DATA TO USE —
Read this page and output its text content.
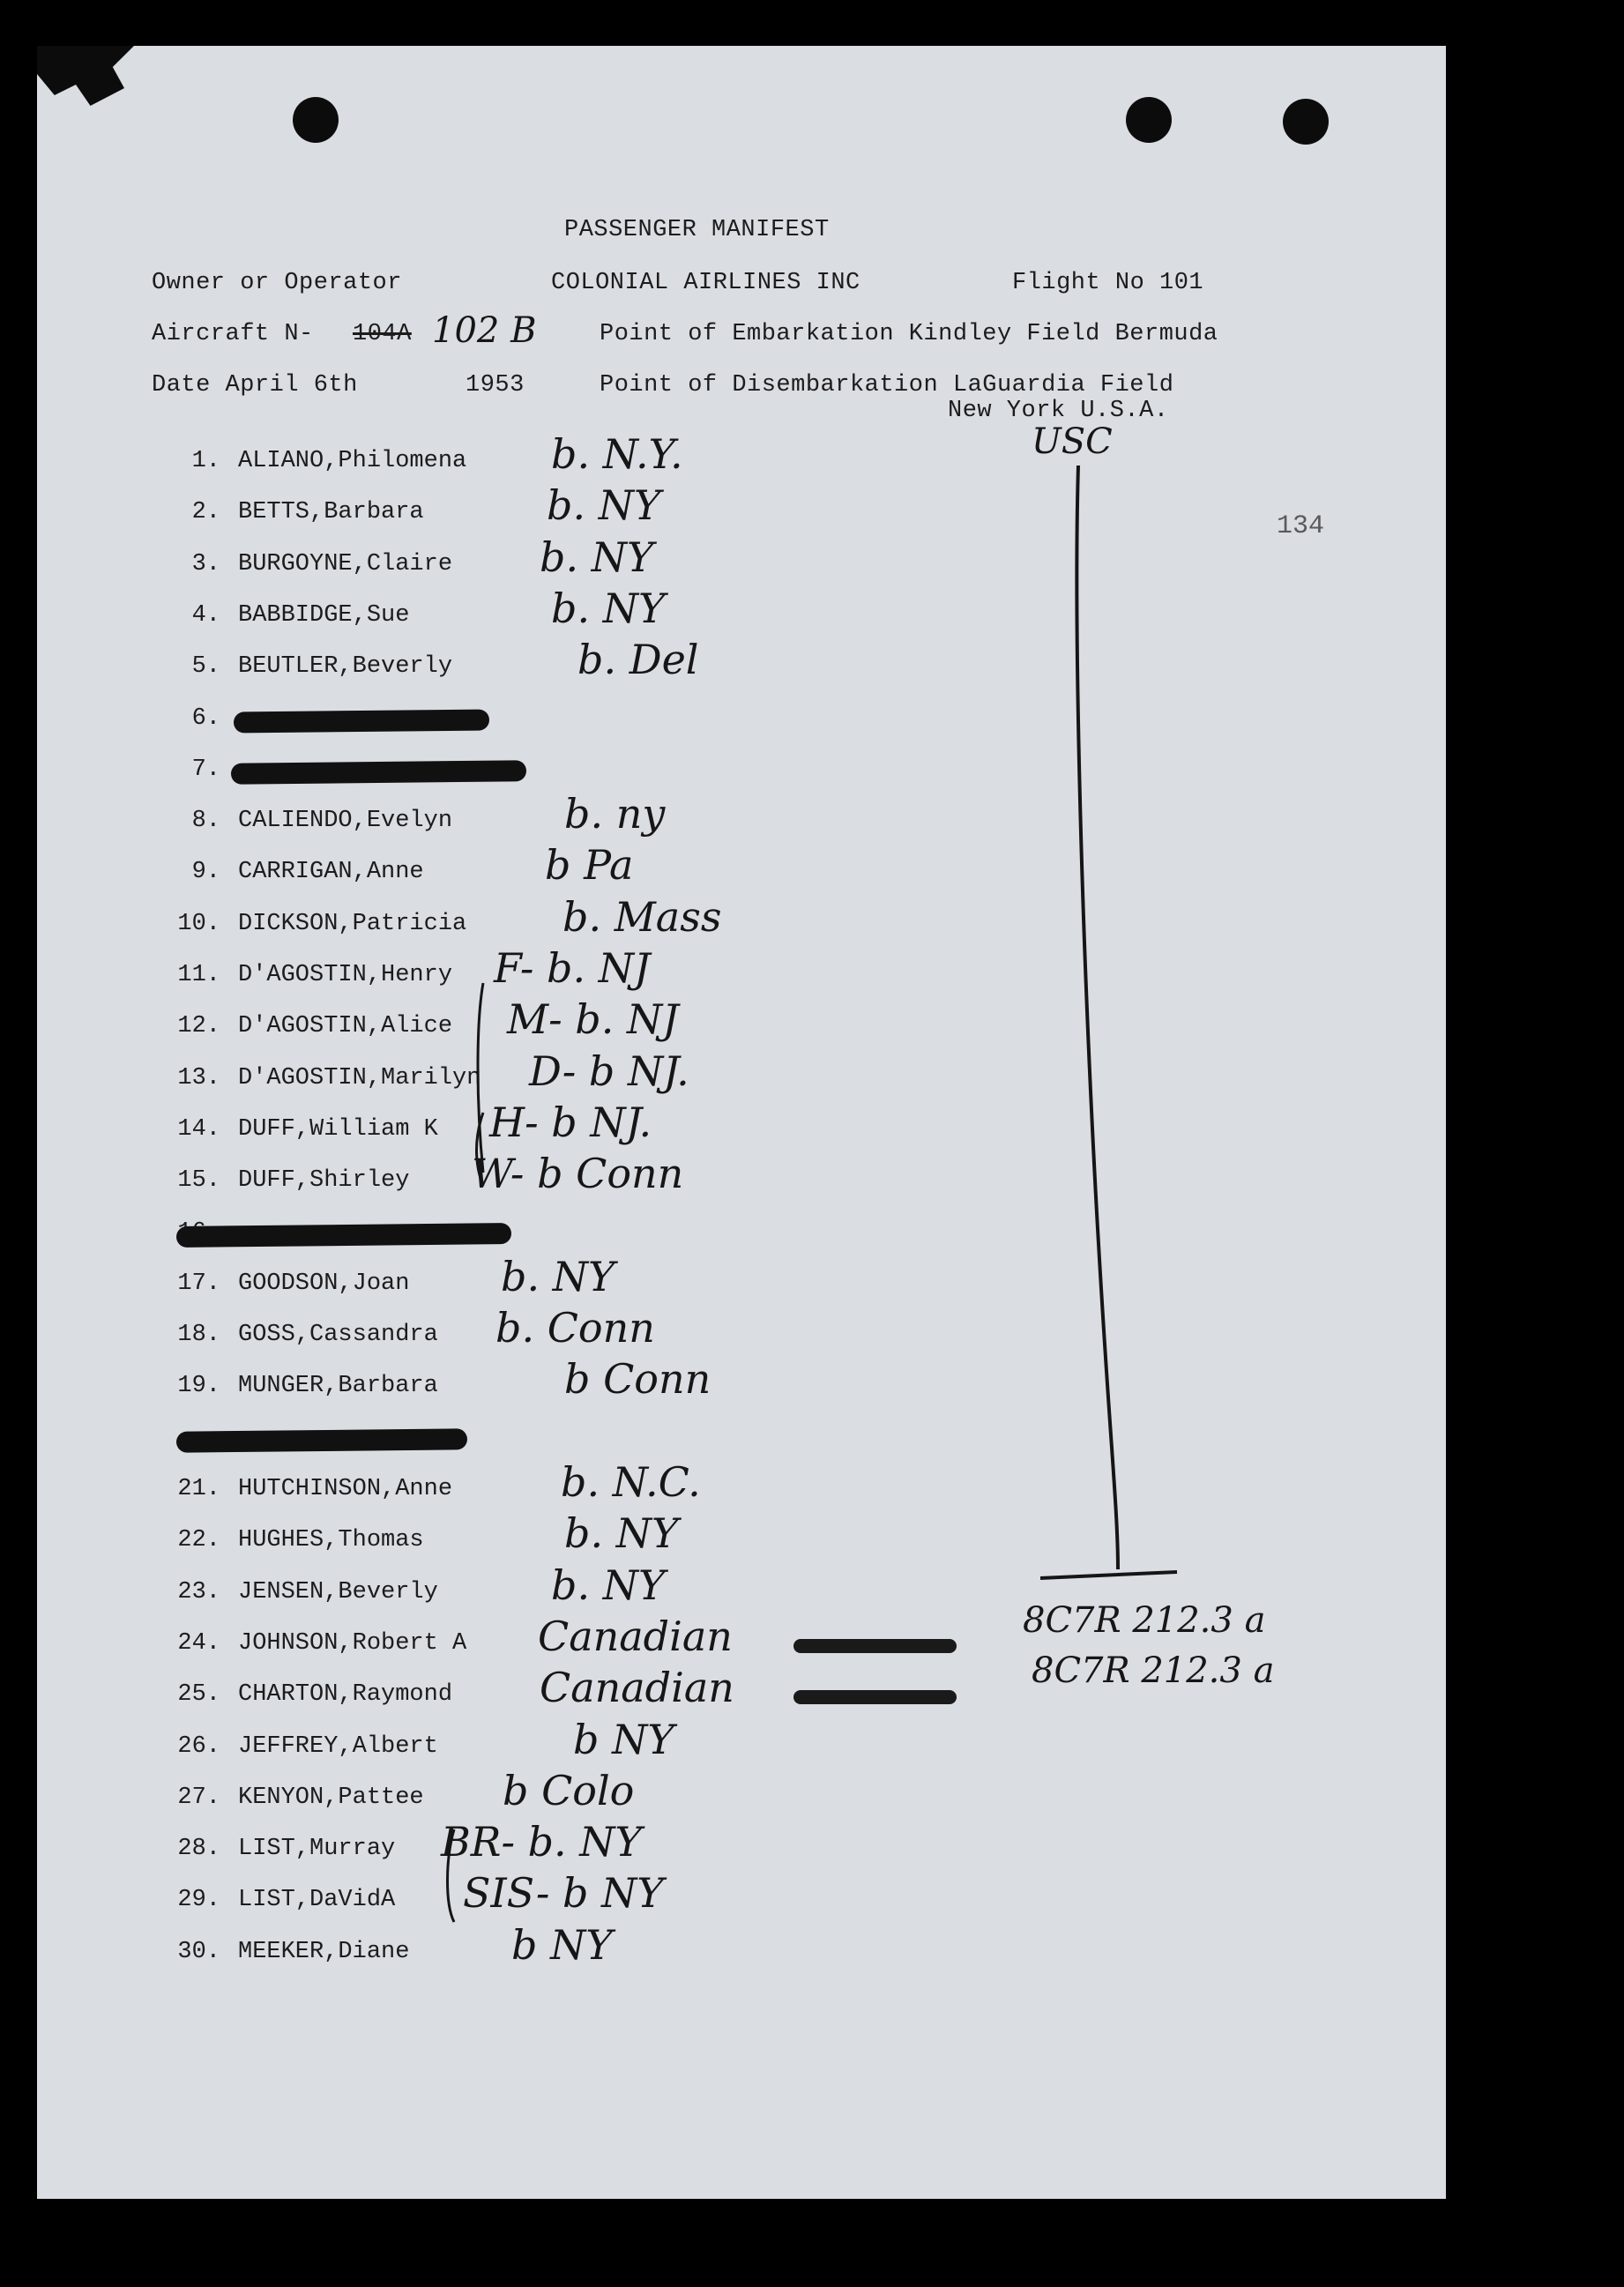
PASSENGER MANIFEST
Owner or Operator	COLONIAL AIRLINES INC	Flight No 101
Aircraft N- 104A 102 B	Point of Embarkation Kindley Field Bermuda
Date April 6th	1953	Point of Disembarkation LaGuardia Field
New York U.S.A.
134
USC
1. ALIANO,Philomena b. N.Y.
2. BETTS,Barbara	b. NY
3. BURGOYNE,Claire b. NY
4. BABBIDGE,Sue	b. NY
5. BEUTLER,Beverly	b. Del
6.
7.
8. CALIENDO,Evelyn	b. ny
9. CARRIGAN,Anne	b Pa
10. DICKSON,Patricia b. Mass
11. D'AGOSTIN,Henry F- b. NJ
12. D'AGOSTIN,Alice M- b. NJ
13. D'AGOSTIN,Marilyn D- b NJ.
14. DUFF,William K H- b NJ.
15. DUFF,Shirley W- b Conn
17. GOODSON,Joan b. NY
18. GOSS,Cassandra b. Conn
19. MUNGER,Barbara	b Conn
21. HUTCHINSON,Anne	b. N.C.
22. HUGHES,Thomas	b. NY
23. JENSEN,Beverly	b. NY
24. JOHNSON,Robert A Canadian
25. CHARTON,Raymond Canadian
26. JEFFREY,Albert	b NY
27. KENYON,Pattee b Colo
28. LIST,Murray BR- b. NY
29. LIST,DaVidA SIS- b NY
30. MEEKER,Diane	b NY
8C7R 212.3 a
8C7R 212.3 a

STATED PROBLEM — Return the material exactly as given, apart from the pictures.

RESULT BELOW —
Read this page and output its text content.
PASSENGER MANIFEST
Owner or Operator	COLONIAL AIRLINES INC	Flight No 101
Aircraft N- 104A 102 B	Point of Embarkation Kindley Field Bermuda
Date April 6th	1953	Point of Disembarkation LaGuardia Field
New York U.S.A.
134
USC
1. ALIANO,Philomena b. N.Y.
2. BETTS,Barbara	b. NY
3. BURGOYNE,Claire b. NY
4. BABBIDGE,Sue	b. NY
5. BEUTLER,Beverly	b. Del
6.
7.
8. CALIENDO,Evelyn	b. ny
9. CARRIGAN,Anne	b Pa
10. DICKSON,Patricia b. Mass
11. D'AGOSTIN,Henry F- b. NJ
12. D'AGOSTIN,Alice M- b. NJ
13. D'AGOSTIN,Marilyn D- b NJ.
14. DUFF,William K H- b NJ.
15. DUFF,Shirley W- b Conn
17. GOODSON,Joan b. NY
18. GOSS,Cassandra b. Conn
19. MUNGER,Barbara	b Conn
21. HUTCHINSON,Anne	b. N.C.
22. HUGHES,Thomas	b. NY
23. JENSEN,Beverly	b. NY
24. JOHNSON,Robert A Canadian
25. CHARTON,Raymond Canadian
26. JEFFREY,Albert	b NY
27. KENYON,Pattee b Colo
28. LIST,Murray BR- b. NY
29. LIST,DaVidA SIS- b NY
30. MEEKER,Diane	b NY
8C7R 212.3 a
8C7R 212.3 a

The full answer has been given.